=== EXERCISE INSTRUCTIONS ===
Identify the lines bearing the string "Listening" and gather them.

= = = = =

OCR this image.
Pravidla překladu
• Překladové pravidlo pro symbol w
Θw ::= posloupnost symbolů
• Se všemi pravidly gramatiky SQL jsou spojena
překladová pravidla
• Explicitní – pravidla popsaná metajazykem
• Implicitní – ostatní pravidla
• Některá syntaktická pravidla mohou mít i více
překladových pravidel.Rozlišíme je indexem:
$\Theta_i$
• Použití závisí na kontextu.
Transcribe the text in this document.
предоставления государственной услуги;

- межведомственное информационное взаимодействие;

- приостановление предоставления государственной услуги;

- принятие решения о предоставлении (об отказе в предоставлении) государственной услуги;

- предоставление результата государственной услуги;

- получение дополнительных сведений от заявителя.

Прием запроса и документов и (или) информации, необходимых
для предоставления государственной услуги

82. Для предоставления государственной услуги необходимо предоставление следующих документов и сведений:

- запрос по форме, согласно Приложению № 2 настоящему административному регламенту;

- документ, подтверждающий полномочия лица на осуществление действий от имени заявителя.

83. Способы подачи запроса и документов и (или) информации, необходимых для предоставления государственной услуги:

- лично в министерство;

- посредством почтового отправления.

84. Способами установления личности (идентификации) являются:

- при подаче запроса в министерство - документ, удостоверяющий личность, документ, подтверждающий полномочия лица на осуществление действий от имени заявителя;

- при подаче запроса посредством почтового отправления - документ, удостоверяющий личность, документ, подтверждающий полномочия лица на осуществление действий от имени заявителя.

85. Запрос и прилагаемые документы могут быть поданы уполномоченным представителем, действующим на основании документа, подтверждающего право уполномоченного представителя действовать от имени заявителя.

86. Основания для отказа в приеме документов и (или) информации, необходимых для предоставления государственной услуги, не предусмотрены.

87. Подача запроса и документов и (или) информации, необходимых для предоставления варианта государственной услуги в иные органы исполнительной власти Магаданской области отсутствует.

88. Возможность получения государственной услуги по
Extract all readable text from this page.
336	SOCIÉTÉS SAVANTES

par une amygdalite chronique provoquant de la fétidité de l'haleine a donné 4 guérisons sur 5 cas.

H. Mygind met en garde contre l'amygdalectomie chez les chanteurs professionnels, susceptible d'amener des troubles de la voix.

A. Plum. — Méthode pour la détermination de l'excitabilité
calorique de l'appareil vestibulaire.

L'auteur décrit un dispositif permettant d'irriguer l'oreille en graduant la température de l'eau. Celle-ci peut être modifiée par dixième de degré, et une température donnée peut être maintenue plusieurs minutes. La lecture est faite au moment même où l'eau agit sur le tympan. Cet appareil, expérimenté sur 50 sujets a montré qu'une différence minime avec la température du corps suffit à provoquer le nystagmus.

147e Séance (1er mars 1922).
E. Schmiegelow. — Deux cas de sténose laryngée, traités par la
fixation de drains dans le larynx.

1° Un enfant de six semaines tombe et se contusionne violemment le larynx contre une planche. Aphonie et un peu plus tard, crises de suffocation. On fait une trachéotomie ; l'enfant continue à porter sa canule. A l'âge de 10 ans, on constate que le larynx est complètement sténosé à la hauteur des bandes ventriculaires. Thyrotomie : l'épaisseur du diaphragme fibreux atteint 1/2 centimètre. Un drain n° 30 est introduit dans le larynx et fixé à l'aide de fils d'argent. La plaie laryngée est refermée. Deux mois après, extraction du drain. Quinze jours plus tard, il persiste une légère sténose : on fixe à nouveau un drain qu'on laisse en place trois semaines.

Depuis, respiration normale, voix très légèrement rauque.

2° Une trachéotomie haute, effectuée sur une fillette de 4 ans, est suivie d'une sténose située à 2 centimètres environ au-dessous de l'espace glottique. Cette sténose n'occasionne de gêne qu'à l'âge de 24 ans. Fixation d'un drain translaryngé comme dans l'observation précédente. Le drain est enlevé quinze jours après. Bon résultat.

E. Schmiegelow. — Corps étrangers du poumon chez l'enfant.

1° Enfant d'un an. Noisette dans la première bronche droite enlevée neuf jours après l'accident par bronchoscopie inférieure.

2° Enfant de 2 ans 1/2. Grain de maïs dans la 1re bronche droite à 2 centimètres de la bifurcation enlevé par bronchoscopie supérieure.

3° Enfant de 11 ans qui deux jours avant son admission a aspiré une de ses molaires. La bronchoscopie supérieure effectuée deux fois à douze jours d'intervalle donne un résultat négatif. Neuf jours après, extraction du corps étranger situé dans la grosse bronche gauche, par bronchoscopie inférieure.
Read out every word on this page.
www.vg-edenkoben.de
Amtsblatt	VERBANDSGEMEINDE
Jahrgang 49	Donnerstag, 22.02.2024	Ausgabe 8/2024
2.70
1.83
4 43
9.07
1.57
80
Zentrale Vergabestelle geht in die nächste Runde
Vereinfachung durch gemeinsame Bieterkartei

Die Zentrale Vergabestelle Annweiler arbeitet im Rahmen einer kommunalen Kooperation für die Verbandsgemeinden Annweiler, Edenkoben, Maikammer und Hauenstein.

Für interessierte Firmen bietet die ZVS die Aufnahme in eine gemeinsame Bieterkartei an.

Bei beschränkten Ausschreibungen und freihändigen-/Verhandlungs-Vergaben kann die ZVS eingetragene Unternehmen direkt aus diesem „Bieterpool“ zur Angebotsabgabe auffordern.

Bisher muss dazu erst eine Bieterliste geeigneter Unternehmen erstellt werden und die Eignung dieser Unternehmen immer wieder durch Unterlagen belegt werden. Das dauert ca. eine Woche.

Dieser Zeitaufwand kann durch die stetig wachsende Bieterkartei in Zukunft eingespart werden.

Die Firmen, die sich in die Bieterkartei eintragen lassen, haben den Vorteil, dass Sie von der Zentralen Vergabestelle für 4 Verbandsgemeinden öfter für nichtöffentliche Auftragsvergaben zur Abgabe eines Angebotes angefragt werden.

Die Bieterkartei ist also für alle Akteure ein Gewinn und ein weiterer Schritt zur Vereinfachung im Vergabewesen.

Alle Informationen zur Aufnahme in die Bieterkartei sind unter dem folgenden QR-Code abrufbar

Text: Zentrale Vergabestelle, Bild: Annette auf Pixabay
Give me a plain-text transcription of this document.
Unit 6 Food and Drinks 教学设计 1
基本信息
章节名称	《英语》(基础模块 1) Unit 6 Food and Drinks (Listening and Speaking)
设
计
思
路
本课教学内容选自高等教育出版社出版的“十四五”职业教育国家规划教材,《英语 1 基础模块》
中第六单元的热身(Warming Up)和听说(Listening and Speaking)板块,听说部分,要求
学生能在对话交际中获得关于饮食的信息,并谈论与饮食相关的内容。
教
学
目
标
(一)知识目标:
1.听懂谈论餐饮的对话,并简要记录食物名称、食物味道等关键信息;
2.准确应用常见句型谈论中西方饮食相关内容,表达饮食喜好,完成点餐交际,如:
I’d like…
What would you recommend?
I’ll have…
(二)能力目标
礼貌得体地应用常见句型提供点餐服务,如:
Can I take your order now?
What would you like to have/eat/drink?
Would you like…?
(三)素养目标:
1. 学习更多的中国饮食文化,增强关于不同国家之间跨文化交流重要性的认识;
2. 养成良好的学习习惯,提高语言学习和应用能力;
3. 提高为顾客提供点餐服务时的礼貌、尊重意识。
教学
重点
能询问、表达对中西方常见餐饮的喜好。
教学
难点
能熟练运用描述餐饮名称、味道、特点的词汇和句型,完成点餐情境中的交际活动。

= = = = =

=== SOLUTION TO THIS TASK ===
章节名称	《英语》(基础模块 1) Unit 6 Food and Drinks (Listening and Speaking)
中第六单元的热身(Warming Up)和听说(Listening and Speaking)板块,听说部分,要求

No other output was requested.